(Element position data)

################

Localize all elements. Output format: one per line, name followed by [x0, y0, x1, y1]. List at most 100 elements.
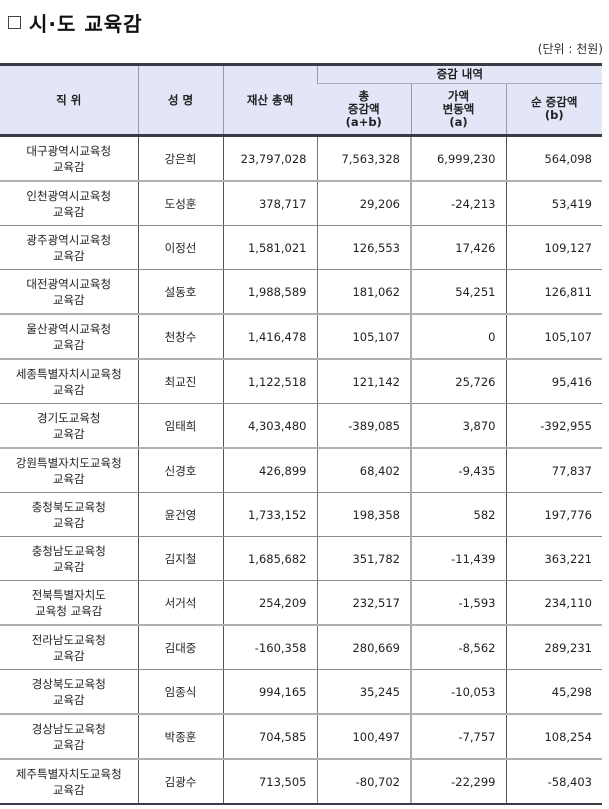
header-name: 성 명	[137, 63, 223, 137]
cell-position: 경기도교육청 교육감	[0, 403, 138, 449]
table-row: 충청북도교육청 교육감 윤건영 1,733,152 198,358 582 197,776	[0, 492, 602, 537]
cell-net-change: 197,776	[505, 492, 602, 537]
header-total-assets: 재산 총액	[222, 63, 317, 137]
cell-total-change: 126,553	[316, 225, 411, 270]
cell-net-change: 109,127	[505, 225, 602, 270]
cell-total-change: 181,062	[316, 269, 411, 315]
cell-total-assets: 704,585	[222, 714, 317, 760]
cell-name: 신경호	[137, 448, 223, 493]
cell-position: 세종특별자치시교육청 교육감	[0, 359, 138, 404]
cell-position: 광주광역시교육청 교육감	[0, 225, 138, 270]
cell-name: 도성훈	[137, 181, 223, 226]
cell-total-change: 121,142	[316, 359, 411, 404]
cell-name: 김지철	[137, 536, 223, 581]
cell-position: 경상남도교육청 교육감	[0, 714, 138, 760]
cell-name: 천창수	[137, 314, 223, 360]
position-line-1: 충청남도교육청	[31, 543, 106, 558]
cell-name: 김광수	[137, 759, 223, 805]
cell-name: 임태희	[137, 403, 223, 449]
cell-position: 충청남도교육청 교육감	[0, 536, 138, 581]
cell-net-change: 564,098	[505, 135, 602, 182]
cell-value-change: 54,251	[410, 269, 506, 315]
position-line-1: 경기도교육청	[37, 410, 101, 425]
header-text: 총	[358, 88, 370, 103]
table-row: 전북특별자치도 교육청 교육감 서거석 254,209 232,517 -1,593 234…	[0, 580, 602, 626]
cell-total-assets: 1,122,518	[222, 359, 317, 404]
position-line-2: 교육감	[52, 648, 85, 663]
header-value-change: 가액 변동액 (a)	[410, 83, 506, 137]
cell-position: 강원특별자치도교육청 교육감	[0, 448, 138, 493]
position-line-1: 강원특별자치도교육청	[15, 455, 122, 470]
cell-name: 서거석	[137, 580, 223, 626]
table-row: 경기도교육청 교육감 임태희 4,303,480 -389,085 3,870 -392,9…	[0, 403, 602, 449]
cell-position: 경상북도교육청 교육감	[0, 669, 138, 715]
cell-total-assets: 23,797,028	[222, 135, 317, 182]
cell-total-assets: 4,303,480	[222, 403, 317, 449]
header-text: (a)	[449, 114, 468, 129]
table-row: 울산광역시교육청 교육감 천창수 1,416,478 105,107 0 105,107	[0, 314, 602, 360]
table-row: 제주특별자치도교육청 교육감 김광수 713,505 -80,702 -22,299 -58…	[0, 759, 602, 805]
cell-value-change: -22,299	[410, 759, 506, 805]
cell-value-change: 3,870	[410, 403, 506, 449]
position-line-2: 교육감	[52, 204, 85, 219]
table-row: 광주광역시교육청 교육감 이정선 1,581,021 126,553 17,426 109,…	[0, 225, 602, 270]
position-line-2: 교육감	[52, 292, 85, 307]
cell-total-assets: 1,685,682	[222, 536, 317, 581]
position-line-2: 교육감	[52, 159, 85, 174]
cell-position: 제주특별자치도교육청 교육감	[0, 759, 138, 805]
header-total-change: 총 증감액 (a+b)	[317, 83, 411, 137]
position-line-1: 제주특별자치도교육청	[15, 766, 122, 781]
position-line-2: 교육감	[52, 471, 85, 486]
position-line-2: 교육감	[52, 426, 85, 441]
cell-net-change: 234,110	[505, 580, 602, 626]
cell-value-change: -7,757	[410, 714, 506, 760]
header-text: (b)	[544, 108, 564, 122]
table-row: 경상남도교육청 교육감 박종훈 704,585 100,497 -7,757 108,254	[0, 714, 602, 760]
cell-total-assets: 1,581,021	[222, 225, 317, 270]
position-line-2: 교육감	[52, 382, 85, 397]
cell-value-change: 0	[410, 314, 506, 360]
position-line-1: 경상북도교육청	[31, 676, 106, 691]
cell-total-change: 100,497	[316, 714, 411, 760]
table-row: 인천광역시교육청 교육감 도성훈 378,717 29,206 -24,213 53,419	[0, 181, 602, 226]
header-position: 직 위	[0, 63, 138, 137]
position-line-2: 교육감	[52, 692, 85, 707]
position-line-1: 세종특별자치시교육청	[15, 366, 122, 381]
position-line-2: 교육감	[52, 515, 85, 530]
cell-net-change: 108,254	[505, 714, 602, 760]
checkbox-square-icon	[8, 16, 21, 29]
cell-total-change: 29,206	[316, 181, 411, 226]
cell-value-change: -9,435	[410, 448, 506, 493]
cell-position: 인천광역시교육청 교육감	[0, 181, 138, 226]
cell-value-change: -8,562	[410, 625, 506, 670]
cell-total-change: 68,402	[316, 448, 411, 493]
position-line-1: 인천광역시교육청	[26, 188, 112, 203]
cell-net-change: 45,298	[505, 669, 602, 715]
cell-net-change: 126,811	[505, 269, 602, 315]
cell-net-change: -58,403	[505, 759, 602, 805]
cell-value-change: -1,593	[410, 580, 506, 626]
position-line-2: 교육청 교육감	[35, 603, 103, 618]
cell-total-change: 7,563,328	[316, 135, 411, 182]
cell-total-assets: 1,988,589	[222, 269, 317, 315]
position-line-1: 충청북도교육청	[31, 499, 106, 514]
cell-total-change: -389,085	[316, 403, 411, 449]
cell-name: 김대중	[137, 625, 223, 670]
cell-name: 윤건영	[137, 492, 223, 537]
position-line-2: 교육감	[52, 559, 85, 574]
cell-total-change: 105,107	[316, 314, 411, 360]
cell-total-assets: 254,209	[222, 580, 317, 626]
cell-net-change: 53,419	[505, 181, 602, 226]
position-line-2: 교육감	[52, 737, 85, 752]
cell-position: 울산광역시교육청 교육감	[0, 314, 138, 360]
cell-value-change: 6,999,230	[410, 135, 506, 182]
section-title-text: 시·도 교육감	[29, 12, 143, 36]
cell-net-change: 363,221	[505, 536, 602, 581]
table-row: 경상북도교육청 교육감 임종식 994,165 35,245 -10,053 45,298	[0, 669, 602, 715]
table-row: 강원특별자치도교육청 교육감 신경호 426,899 68,402 -9,435 77,83…	[0, 448, 602, 493]
cell-net-change: 105,107	[505, 314, 602, 360]
header-text: 변동액	[442, 101, 475, 116]
cell-net-change: 289,231	[505, 625, 602, 670]
cell-position: 전라남도교육청 교육감	[0, 625, 138, 670]
cell-total-change: -80,702	[316, 759, 411, 805]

################

■ PROBLEM DESCRIPTION
Repeat the lines above verbatim, starting at the line that contains "63, 223, 137]" and ending after the line that contains "455, 122, 470]".

■ REPLY
header-name: 성 명	[137, 63, 223, 137]
cell-position: 경기도교육청 교육감	[0, 403, 138, 449]
table-row: 충청북도교육청 교육감 윤건영 1,733,152 198,358 582 197,776	[0, 492, 602, 537]
cell-net-change: 197,776	[505, 492, 602, 537]
header-total-assets: 재산 총액	[222, 63, 317, 137]
cell-total-change: 126,553	[316, 225, 411, 270]
cell-net-change: 109,127	[505, 225, 602, 270]
cell-total-change: 181,062	[316, 269, 411, 315]
cell-total-assets: 704,585	[222, 714, 317, 760]
cell-name: 신경호	[137, 448, 223, 493]
cell-position: 세종특별자치시교육청 교육감	[0, 359, 138, 404]
cell-position: 광주광역시교육청 교육감	[0, 225, 138, 270]
cell-name: 도성훈	[137, 181, 223, 226]
cell-total-change: 121,142	[316, 359, 411, 404]
cell-name: 김지철	[137, 536, 223, 581]
cell-position: 경상남도교육청 교육감	[0, 714, 138, 760]
cell-name: 천창수	[137, 314, 223, 360]
position-line-1: 충청남도교육청	[31, 543, 106, 558]
cell-name: 김광수	[137, 759, 223, 805]
cell-name: 임태희	[137, 403, 223, 449]
cell-position: 충청남도교육청 교육감	[0, 536, 138, 581]
cell-net-change: 564,098	[505, 135, 602, 182]
cell-value-change: 54,251	[410, 269, 506, 315]
position-line-1: 경기도교육청	[37, 410, 101, 425]
header-text: 총	[358, 88, 370, 103]
table-row: 전북특별자치도 교육청 교육감 서거석 254,209 232,517 -1,593 234…	[0, 580, 602, 626]
cell-total-assets: 1,122,518	[222, 359, 317, 404]
position-line-2: 교육감	[52, 648, 85, 663]
header-value-change: 가액 변동액 (a)	[410, 83, 506, 137]
cell-position: 강원특별자치도교육청 교육감	[0, 448, 138, 493]
position-line-1: 강원특별자치도교육청	[15, 455, 122, 470]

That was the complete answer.